WRITTEN INSTRUCTION: Each line of the material below that holds the word "ylabel" needs to be copied.

-- begin MATERIAL SUPPLIED --

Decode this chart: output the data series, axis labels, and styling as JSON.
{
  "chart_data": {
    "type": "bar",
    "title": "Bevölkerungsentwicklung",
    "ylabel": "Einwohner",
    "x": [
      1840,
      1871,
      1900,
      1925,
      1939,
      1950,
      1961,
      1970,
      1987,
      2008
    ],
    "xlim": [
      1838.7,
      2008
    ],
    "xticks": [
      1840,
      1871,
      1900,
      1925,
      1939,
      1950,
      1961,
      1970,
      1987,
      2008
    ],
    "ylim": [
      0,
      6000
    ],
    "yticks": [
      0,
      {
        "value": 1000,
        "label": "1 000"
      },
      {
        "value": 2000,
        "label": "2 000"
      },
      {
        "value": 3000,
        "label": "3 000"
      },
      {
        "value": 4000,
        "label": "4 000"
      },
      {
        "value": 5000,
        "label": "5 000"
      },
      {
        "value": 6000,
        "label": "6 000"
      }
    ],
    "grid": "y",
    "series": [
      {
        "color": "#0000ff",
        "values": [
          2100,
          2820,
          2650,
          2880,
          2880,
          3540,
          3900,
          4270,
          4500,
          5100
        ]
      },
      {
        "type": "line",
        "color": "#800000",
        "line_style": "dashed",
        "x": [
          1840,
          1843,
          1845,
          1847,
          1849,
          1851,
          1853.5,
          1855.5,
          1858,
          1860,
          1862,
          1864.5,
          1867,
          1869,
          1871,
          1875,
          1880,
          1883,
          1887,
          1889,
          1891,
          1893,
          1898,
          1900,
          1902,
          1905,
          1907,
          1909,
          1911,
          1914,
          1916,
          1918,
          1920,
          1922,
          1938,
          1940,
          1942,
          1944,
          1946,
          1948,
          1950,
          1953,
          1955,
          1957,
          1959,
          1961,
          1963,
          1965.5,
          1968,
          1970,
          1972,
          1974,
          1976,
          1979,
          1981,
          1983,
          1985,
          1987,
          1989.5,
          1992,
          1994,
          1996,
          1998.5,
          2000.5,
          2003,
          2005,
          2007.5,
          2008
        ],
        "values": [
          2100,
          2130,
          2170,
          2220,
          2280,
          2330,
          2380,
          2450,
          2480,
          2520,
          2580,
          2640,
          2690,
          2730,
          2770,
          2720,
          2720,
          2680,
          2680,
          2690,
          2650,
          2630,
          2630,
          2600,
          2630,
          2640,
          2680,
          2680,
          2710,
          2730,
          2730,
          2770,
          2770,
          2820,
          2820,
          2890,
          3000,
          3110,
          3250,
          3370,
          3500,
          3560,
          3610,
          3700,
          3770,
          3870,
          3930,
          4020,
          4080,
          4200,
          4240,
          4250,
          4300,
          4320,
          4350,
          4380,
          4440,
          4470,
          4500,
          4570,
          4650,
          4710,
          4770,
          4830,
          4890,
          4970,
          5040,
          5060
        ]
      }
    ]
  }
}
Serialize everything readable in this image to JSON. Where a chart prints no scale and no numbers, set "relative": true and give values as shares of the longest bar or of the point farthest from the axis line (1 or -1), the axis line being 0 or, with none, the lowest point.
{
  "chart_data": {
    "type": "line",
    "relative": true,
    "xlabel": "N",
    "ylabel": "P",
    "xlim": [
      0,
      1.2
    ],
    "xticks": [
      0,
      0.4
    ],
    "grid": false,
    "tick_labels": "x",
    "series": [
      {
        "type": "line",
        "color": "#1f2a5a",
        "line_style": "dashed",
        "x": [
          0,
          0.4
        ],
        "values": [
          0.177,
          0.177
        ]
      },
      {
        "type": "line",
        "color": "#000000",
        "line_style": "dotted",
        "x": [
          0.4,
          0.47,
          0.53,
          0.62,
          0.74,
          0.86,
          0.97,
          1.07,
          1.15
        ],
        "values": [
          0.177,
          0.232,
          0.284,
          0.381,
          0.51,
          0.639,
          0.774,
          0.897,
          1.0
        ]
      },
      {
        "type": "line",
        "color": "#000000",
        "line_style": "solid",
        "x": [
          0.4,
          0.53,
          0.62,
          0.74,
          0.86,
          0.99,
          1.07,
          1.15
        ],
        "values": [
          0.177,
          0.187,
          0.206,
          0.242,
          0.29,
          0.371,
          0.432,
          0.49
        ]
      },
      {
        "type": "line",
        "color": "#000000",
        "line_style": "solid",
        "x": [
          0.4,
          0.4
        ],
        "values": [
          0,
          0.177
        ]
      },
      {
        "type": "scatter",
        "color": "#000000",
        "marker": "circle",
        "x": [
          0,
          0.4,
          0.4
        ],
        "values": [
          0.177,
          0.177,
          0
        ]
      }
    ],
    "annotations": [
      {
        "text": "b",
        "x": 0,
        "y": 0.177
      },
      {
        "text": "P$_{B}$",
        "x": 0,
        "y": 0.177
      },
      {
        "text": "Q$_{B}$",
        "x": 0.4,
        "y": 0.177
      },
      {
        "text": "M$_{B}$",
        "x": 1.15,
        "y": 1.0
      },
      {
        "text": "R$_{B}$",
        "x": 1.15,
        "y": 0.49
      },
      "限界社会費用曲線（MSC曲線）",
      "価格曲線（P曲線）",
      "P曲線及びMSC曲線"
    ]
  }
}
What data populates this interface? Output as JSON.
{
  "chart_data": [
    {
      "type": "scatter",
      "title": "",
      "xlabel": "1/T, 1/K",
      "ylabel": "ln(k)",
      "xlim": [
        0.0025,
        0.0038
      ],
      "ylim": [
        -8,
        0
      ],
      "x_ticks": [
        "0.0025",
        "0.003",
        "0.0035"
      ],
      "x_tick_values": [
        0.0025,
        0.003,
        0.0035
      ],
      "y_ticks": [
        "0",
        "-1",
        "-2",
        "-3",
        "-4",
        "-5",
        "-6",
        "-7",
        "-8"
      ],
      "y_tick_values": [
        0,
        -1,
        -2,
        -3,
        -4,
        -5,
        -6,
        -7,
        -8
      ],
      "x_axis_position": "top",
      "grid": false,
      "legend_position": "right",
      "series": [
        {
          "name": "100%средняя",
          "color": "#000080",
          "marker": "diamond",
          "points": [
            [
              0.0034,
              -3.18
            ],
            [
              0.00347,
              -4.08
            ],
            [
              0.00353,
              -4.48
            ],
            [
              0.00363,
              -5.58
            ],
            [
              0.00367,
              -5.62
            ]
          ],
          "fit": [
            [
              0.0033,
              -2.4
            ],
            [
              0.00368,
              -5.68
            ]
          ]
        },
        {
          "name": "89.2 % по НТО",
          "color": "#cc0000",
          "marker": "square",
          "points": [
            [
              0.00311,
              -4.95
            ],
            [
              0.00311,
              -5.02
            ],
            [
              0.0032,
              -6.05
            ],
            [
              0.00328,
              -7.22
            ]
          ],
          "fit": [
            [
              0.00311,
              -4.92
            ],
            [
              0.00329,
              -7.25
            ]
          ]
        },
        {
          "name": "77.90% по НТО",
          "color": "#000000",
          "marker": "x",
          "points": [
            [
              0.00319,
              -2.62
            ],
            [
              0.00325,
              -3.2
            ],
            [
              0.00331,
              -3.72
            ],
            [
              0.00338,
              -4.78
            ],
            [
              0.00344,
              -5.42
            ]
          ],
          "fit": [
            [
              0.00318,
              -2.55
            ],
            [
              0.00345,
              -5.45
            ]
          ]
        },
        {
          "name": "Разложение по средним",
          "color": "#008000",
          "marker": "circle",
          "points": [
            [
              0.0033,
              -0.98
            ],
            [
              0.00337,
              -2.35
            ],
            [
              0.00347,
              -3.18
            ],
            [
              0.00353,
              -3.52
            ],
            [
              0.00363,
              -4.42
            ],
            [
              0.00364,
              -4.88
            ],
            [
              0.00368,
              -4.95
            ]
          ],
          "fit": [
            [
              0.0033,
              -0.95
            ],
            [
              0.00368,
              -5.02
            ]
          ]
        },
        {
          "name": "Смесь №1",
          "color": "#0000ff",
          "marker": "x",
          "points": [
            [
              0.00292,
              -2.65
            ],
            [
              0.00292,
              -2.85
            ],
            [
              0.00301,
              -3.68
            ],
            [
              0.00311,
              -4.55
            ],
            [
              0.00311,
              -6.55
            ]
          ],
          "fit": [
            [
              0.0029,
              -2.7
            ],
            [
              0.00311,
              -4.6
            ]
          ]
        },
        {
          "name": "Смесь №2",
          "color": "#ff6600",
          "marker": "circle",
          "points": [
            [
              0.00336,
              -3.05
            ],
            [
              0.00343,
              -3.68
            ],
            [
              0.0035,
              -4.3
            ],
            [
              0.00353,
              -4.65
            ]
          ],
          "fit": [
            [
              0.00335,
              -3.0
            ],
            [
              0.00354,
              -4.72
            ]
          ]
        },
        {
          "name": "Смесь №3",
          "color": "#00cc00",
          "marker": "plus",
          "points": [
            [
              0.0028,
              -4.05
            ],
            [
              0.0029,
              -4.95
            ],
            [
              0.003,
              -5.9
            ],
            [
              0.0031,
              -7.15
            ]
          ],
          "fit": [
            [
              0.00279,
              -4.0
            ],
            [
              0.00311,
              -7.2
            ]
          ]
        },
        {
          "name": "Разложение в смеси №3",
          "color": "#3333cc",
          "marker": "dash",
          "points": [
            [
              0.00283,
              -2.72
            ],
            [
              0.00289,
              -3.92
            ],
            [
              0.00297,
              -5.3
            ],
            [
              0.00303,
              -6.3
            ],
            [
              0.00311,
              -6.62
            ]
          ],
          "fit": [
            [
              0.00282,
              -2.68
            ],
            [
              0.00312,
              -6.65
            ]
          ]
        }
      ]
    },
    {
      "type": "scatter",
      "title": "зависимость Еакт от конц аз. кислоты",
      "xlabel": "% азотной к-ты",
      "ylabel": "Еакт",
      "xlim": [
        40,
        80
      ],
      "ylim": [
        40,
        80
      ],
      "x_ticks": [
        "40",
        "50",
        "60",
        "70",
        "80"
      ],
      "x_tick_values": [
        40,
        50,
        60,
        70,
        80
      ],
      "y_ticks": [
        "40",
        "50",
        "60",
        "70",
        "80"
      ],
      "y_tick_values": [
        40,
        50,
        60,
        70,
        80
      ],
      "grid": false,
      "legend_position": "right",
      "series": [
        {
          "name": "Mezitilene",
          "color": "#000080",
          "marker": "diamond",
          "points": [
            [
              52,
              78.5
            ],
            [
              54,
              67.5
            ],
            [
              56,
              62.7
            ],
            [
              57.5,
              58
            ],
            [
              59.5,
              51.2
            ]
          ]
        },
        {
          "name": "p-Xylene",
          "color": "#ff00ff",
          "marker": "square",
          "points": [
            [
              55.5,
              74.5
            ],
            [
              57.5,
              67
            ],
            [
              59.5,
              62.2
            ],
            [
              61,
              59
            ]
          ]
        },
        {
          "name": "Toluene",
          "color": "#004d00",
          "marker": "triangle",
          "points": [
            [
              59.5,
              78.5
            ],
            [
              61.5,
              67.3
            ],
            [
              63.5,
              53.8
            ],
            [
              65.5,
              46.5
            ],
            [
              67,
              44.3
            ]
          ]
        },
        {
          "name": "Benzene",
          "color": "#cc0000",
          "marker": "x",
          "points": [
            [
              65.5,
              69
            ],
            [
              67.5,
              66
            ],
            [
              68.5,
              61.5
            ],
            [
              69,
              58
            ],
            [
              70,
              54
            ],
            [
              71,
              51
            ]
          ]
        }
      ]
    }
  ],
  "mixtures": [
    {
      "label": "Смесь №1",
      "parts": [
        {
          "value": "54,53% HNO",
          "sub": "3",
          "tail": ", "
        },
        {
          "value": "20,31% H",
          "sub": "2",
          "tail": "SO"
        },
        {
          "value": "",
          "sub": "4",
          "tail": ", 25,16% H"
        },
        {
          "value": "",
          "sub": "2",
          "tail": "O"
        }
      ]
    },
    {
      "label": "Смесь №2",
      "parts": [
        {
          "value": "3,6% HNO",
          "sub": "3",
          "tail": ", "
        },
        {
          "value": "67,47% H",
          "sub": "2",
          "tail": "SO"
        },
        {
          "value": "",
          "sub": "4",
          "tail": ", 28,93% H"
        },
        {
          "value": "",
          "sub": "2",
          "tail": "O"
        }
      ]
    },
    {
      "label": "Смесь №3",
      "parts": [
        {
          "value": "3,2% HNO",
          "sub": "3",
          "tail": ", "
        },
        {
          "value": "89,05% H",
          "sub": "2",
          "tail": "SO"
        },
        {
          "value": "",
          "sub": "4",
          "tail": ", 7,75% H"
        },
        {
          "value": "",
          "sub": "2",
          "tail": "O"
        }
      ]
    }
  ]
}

-- end MATERIAL SUPPLIED --

RESPONSE FOR THIS EXERCISE:
    "ylabel": "Einwohner",
    "ylabel": "P",
      "ylabel": "ln(k)",
      "ylabel": "Еакт",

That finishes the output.